**Dataset excerpts**
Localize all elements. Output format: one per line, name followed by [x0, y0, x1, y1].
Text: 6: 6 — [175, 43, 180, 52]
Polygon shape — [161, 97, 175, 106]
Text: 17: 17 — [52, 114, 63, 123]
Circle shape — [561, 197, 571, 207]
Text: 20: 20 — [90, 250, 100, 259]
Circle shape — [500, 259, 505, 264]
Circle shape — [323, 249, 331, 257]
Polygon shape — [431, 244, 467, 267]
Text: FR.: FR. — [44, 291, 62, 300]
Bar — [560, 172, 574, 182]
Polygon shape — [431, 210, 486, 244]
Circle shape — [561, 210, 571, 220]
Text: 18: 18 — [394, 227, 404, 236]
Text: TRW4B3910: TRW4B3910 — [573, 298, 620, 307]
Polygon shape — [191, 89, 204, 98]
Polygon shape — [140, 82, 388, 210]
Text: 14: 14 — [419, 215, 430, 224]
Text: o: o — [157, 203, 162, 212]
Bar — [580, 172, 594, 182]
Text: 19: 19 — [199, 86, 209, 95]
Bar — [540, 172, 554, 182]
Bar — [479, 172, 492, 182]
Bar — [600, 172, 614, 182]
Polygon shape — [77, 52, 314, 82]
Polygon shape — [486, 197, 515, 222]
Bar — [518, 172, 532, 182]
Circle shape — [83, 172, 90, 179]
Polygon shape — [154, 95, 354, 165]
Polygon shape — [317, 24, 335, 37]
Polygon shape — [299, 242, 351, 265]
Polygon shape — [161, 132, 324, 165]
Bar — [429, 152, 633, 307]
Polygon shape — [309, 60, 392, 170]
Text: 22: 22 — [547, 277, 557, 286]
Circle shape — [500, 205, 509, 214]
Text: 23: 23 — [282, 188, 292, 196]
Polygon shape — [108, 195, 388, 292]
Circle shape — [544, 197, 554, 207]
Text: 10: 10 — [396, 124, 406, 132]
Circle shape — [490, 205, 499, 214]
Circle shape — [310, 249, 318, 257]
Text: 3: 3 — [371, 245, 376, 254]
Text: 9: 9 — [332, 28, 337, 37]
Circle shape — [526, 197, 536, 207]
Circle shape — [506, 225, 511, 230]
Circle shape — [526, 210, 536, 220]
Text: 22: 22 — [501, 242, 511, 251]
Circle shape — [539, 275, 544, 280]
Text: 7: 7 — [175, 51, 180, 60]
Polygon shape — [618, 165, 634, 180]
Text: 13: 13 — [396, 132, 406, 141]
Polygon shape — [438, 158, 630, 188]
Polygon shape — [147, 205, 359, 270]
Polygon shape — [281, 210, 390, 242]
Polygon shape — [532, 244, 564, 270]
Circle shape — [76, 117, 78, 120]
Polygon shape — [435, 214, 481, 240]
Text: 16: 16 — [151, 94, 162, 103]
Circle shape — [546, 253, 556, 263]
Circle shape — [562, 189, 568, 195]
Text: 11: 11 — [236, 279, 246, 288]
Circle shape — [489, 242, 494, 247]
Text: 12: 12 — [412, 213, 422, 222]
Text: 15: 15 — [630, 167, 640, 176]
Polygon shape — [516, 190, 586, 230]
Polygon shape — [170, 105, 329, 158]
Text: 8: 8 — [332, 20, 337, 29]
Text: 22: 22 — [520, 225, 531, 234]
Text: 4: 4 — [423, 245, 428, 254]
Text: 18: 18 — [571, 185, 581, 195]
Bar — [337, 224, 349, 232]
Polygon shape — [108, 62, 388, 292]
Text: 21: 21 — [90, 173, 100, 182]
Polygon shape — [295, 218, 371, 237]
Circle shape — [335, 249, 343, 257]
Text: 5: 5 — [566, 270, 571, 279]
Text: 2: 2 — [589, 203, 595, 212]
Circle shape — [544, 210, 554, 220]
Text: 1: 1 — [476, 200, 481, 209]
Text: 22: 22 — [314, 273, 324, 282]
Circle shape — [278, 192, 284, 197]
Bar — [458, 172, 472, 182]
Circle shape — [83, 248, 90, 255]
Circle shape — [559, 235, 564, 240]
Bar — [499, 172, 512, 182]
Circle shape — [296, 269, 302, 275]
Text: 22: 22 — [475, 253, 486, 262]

**Problem to solve**
Copy the data above word for word, starting with its first line and ending after the line that contains "Polygon shape — [486, 197, 515, 222]".

**Answer in full**
Localize all elements. Output format: one per line, name followed by [x0, y0, x1, y1].
Text: 6: 6 — [175, 43, 180, 52]
Polygon shape — [161, 97, 175, 106]
Text: 17: 17 — [52, 114, 63, 123]
Circle shape — [561, 197, 571, 207]
Text: 20: 20 — [90, 250, 100, 259]
Circle shape — [500, 259, 505, 264]
Circle shape — [323, 249, 331, 257]
Polygon shape — [431, 244, 467, 267]
Text: FR.: FR. — [44, 291, 62, 300]
Bar — [560, 172, 574, 182]
Polygon shape — [431, 210, 486, 244]
Circle shape — [561, 210, 571, 220]
Text: 18: 18 — [394, 227, 404, 236]
Text: TRW4B3910: TRW4B3910 — [573, 298, 620, 307]
Polygon shape — [191, 89, 204, 98]
Polygon shape — [140, 82, 388, 210]
Text: 14: 14 — [419, 215, 430, 224]
Text: o: o — [157, 203, 162, 212]
Bar — [580, 172, 594, 182]
Text: 19: 19 — [199, 86, 209, 95]
Bar — [540, 172, 554, 182]
Bar — [479, 172, 492, 182]
Bar — [600, 172, 614, 182]
Polygon shape — [77, 52, 314, 82]
Polygon shape — [486, 197, 515, 222]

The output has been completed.